Material:

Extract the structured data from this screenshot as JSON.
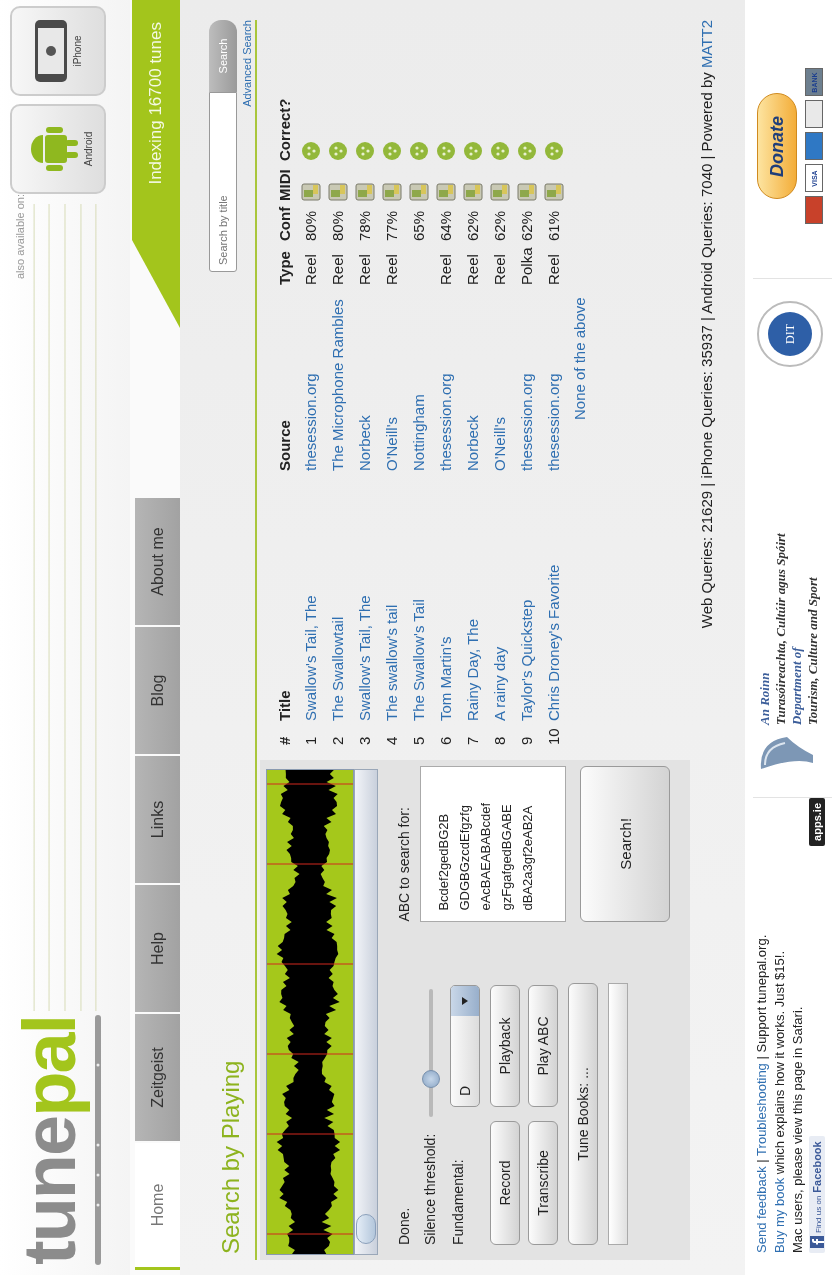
{
  "header": {
    "logo": {
      "part_1": "tune",
      "part_2": "pal"
    },
    "also_available": "also available on:",
    "apps": [
      {
        "kind": "android",
        "label": "Android"
      },
      {
        "kind": "iphone",
        "label": "iPhone"
      }
    ]
  },
  "nav": {
    "tabs": [
      {
        "label": "Home",
        "selected": true
      },
      {
        "label": "Zeitgeist",
        "selected": false
      },
      {
        "label": "Help",
        "selected": false
      },
      {
        "label": "Links",
        "selected": false
      },
      {
        "label": "Blog",
        "selected": false
      },
      {
        "label": "About me",
        "selected": false
      }
    ],
    "banner": "Indexing 16700 tunes"
  },
  "heading": "Search by Playing",
  "search": {
    "placeholder": "Search by title",
    "button": "Search",
    "advanced": "Advanced Search"
  },
  "recorder": {
    "status": "Done.",
    "silence_label": "Silence threshold:",
    "silence": {
      "level": 0.3
    },
    "fundamental_label": "Fundamental:",
    "fundamental": "D",
    "buttons": [
      "Record",
      "Playback",
      "Transcribe",
      "Play ABC"
    ],
    "tune_books": "Tune Books: ...",
    "progress": {
      "level": 0
    },
    "abc_label": "ABC to search for:",
    "abc_lines": [
      "Bcdef2gedBG2B",
      "GDGBGzcdEfgzfg",
      "eAcBAEABABcdef",
      "gzFgafgedBGABE",
      "dBA2a3gf2eAB2A"
    ],
    "search_button": "Search!"
  },
  "table": {
    "columns": [
      "#",
      "Title",
      "Source",
      "Type",
      "Conf",
      "MIDI",
      "Correct?"
    ],
    "rows": [
      {
        "number": "1",
        "title": "Swallow's Tail, The",
        "source": "thesession.org",
        "type": "Reel",
        "conf": "80%"
      },
      {
        "number": "2",
        "title": "The Swallowtail",
        "source": "The Microphone Rambles",
        "type": "Reel",
        "conf": "80%"
      },
      {
        "number": "3",
        "title": "Swallow's Tail, The",
        "source": "Norbeck",
        "type": "Reel",
        "conf": "78%"
      },
      {
        "number": "4",
        "title": "The swallow's tail",
        "source": "O'Neill's",
        "type": "Reel",
        "conf": "77%"
      },
      {
        "number": "5",
        "title": "The Swallow's Tail",
        "source": "Nottingham",
        "conf": "65%"
      },
      {
        "number": "6",
        "title": "Tom Martin's",
        "source": "thesession.org",
        "type": "Reel",
        "conf": "64%"
      },
      {
        "number": "7",
        "title": "Rainy Day, The",
        "source": "Norbeck",
        "type": "Reel",
        "conf": "62%"
      },
      {
        "number": "8",
        "title": "A rainy day",
        "source": "O'Neill's",
        "type": "Reel",
        "conf": "62%"
      },
      {
        "number": "9",
        "title": "Taylor's Quickstep",
        "source": "thesession.org",
        "type": "Polka",
        "conf": "62%"
      },
      {
        "number": "10",
        "title": "Chris Droney's Favorite",
        "source": "thesession.org",
        "type": "Reel",
        "conf": "61%"
      }
    ],
    "none_link": "None of the above"
  },
  "stats": {
    "text": "Web Queries: 21629 | iPhone Queries: 35937 | Android Queries: 7040 | Powered by ",
    "link": "MATT2"
  },
  "footer": {
    "lines": [
      [
        {
          "text": "Send feedback",
          "link": true
        },
        {
          "text": " | ",
          "link": false
        },
        {
          "text": "Troubleshooting",
          "link": true
        },
        {
          "text": " | Support tunepal.org.",
          "link": false
        }
      ],
      [
        {
          "text": "Buy my book",
          "link": true
        },
        {
          "text": " which explains how it works. Just $15!.",
          "link": false
        }
      ]
    ],
    "note": "Mac users, please view this page in Safari.",
    "badges": [
      {
        "kind": "facebook",
        "small": "Find us on",
        "label": "Facebook"
      },
      {
        "kind": "apps",
        "label": "apps.ie"
      }
    ],
    "sponsor": [
      {
        "text": "An Roinn",
        "kind": "blue"
      },
      {
        "text": "Turasóireachta, Cultúir agus Spóirt",
        "kind": "dark"
      },
      {
        "text": "Department of",
        "kind": "blue"
      },
      {
        "text": "Tourism, Culture and Sport",
        "kind": "dark"
      }
    ],
    "seal": "DIT",
    "donate": "Donate",
    "cards": [
      {
        "kind": "mastercard"
      },
      {
        "kind": "visa",
        "label": "VISA"
      },
      {
        "kind": "amex"
      },
      {
        "kind": "maestro"
      },
      {
        "kind": "bank",
        "label": "BANK"
      }
    ]
  }
}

Problem requirements:
Write out the data precisely as given, excluding the pictures.

Expected output:
Extract the structured data from this screenshot as JSON.
{
  "header": {
    "logo": {
      "part_1": "tune",
      "part_2": "pal"
    },
    "also_available": "also available on:",
    "apps": [
      {
        "kind": "android",
        "label": "Android"
      },
      {
        "kind": "iphone",
        "label": "iPhone"
      }
    ]
  },
  "nav": {
    "tabs": [
      {
        "label": "Home",
        "selected": true
      },
      {
        "label": "Zeitgeist",
        "selected": false
      },
      {
        "label": "Help",
        "selected": false
      },
      {
        "label": "Links",
        "selected": false
      },
      {
        "label": "Blog",
        "selected": false
      },
      {
        "label": "About me",
        "selected": false
      }
    ],
    "banner": "Indexing 16700 tunes"
  },
  "heading": "Search by Playing",
  "search": {
    "placeholder": "Search by title",
    "button": "Search",
    "advanced": "Advanced Search"
  },
  "recorder": {
    "status": "Done.",
    "silence_label": "Silence threshold:",
    "silence": {
      "level": 0.3
    },
    "fundamental_label": "Fundamental:",
    "fundamental": "D",
    "buttons": [
      "Record",
      "Playback",
      "Transcribe",
      "Play ABC"
    ],
    "tune_books": "Tune Books: ...",
    "progress": {
      "level": 0
    },
    "abc_label": "ABC to search for:",
    "abc_lines": [
      "Bcdef2gedBG2B",
      "GDGBGzcdEfgzfg",
      "eAcBAEABABcdef",
      "gzFgafgedBGABE",
      "dBA2a3gf2eAB2A"
    ],
    "search_button": "Search!"
  },
  "table": {
    "columns": [
      "#",
      "Title",
      "Source",
      "Type",
      "Conf",
      "MIDI",
      "Correct?"
    ],
    "rows": [
      {
        "number": "1",
        "title": "Swallow's Tail, The",
        "source": "thesession.org",
        "type": "Reel",
        "conf": "80%"
      },
      {
        "number": "2",
        "title": "The Swallowtail",
        "source": "The Microphone Rambles",
        "type": "Reel",
        "conf": "80%"
      },
      {
        "number": "3",
        "title": "Swallow's Tail, The",
        "source": "Norbeck",
        "type": "Reel",
        "conf": "78%"
      },
      {
        "number": "4",
        "title": "The swallow's tail",
        "source": "O'Neill's",
        "type": "Reel",
        "conf": "77%"
      },
      {
        "number": "5",
        "title": "The Swallow's Tail",
        "source": "Nottingham",
        "conf": "65%"
      },
      {
        "number": "6",
        "title": "Tom Martin's",
        "source": "thesession.org",
        "type": "Reel",
        "conf": "64%"
      },
      {
        "number": "7",
        "title": "Rainy Day, The",
        "source": "Norbeck",
        "type": "Reel",
        "conf": "62%"
      },
      {
        "number": "8",
        "title": "A rainy day",
        "source": "O'Neill's",
        "type": "Reel",
        "conf": "62%"
      },
      {
        "number": "9",
        "title": "Taylor's Quickstep",
        "source": "thesession.org",
        "type": "Polka",
        "conf": "62%"
      },
      {
        "number": "10",
        "title": "Chris Droney's Favorite",
        "source": "thesession.org",
        "type": "Reel",
        "conf": "61%"
      }
    ],
    "none_link": "None of the above"
  },
  "stats": {
    "text": "Web Queries: 21629 | iPhone Queries: 35937 | Android Queries: 7040 | Powered by ",
    "link": "MATT2"
  },
  "footer": {
    "lines": [
      [
        {
          "text": "Send feedback",
          "link": true
        },
        {
          "text": " | ",
          "link": false
        },
        {
          "text": "Troubleshooting",
          "link": true
        },
        {
          "text": " | Support tunepal.org.",
          "link": false
        }
      ],
      [
        {
          "text": "Buy my book",
          "link": true
        },
        {
          "text": " which explains how it works. Just $15!.",
          "link": false
        }
      ]
    ],
    "note": "Mac users, please view this page in Safari.",
    "badges": [
      {
        "kind": "facebook",
        "small": "Find us on",
        "label": "Facebook"
      },
      {
        "kind": "apps",
        "label": "apps.ie"
      }
    ],
    "sponsor": [
      {
        "text": "An Roinn",
        "kind": "blue"
      },
      {
        "text": "Turasóireachta, Cultúir agus Spóirt",
        "kind": "dark"
      },
      {
        "text": "Department of",
        "kind": "blue"
      },
      {
        "text": "Tourism, Culture and Sport",
        "kind": "dark"
      }
    ],
    "seal": "DIT",
    "donate": "Donate",
    "cards": [
      {
        "kind": "mastercard"
      },
      {
        "kind": "visa",
        "label": "VISA"
      },
      {
        "kind": "amex"
      },
      {
        "kind": "maestro"
      },
      {
        "kind": "bank",
        "label": "BANK"
      }
    ]
  }
}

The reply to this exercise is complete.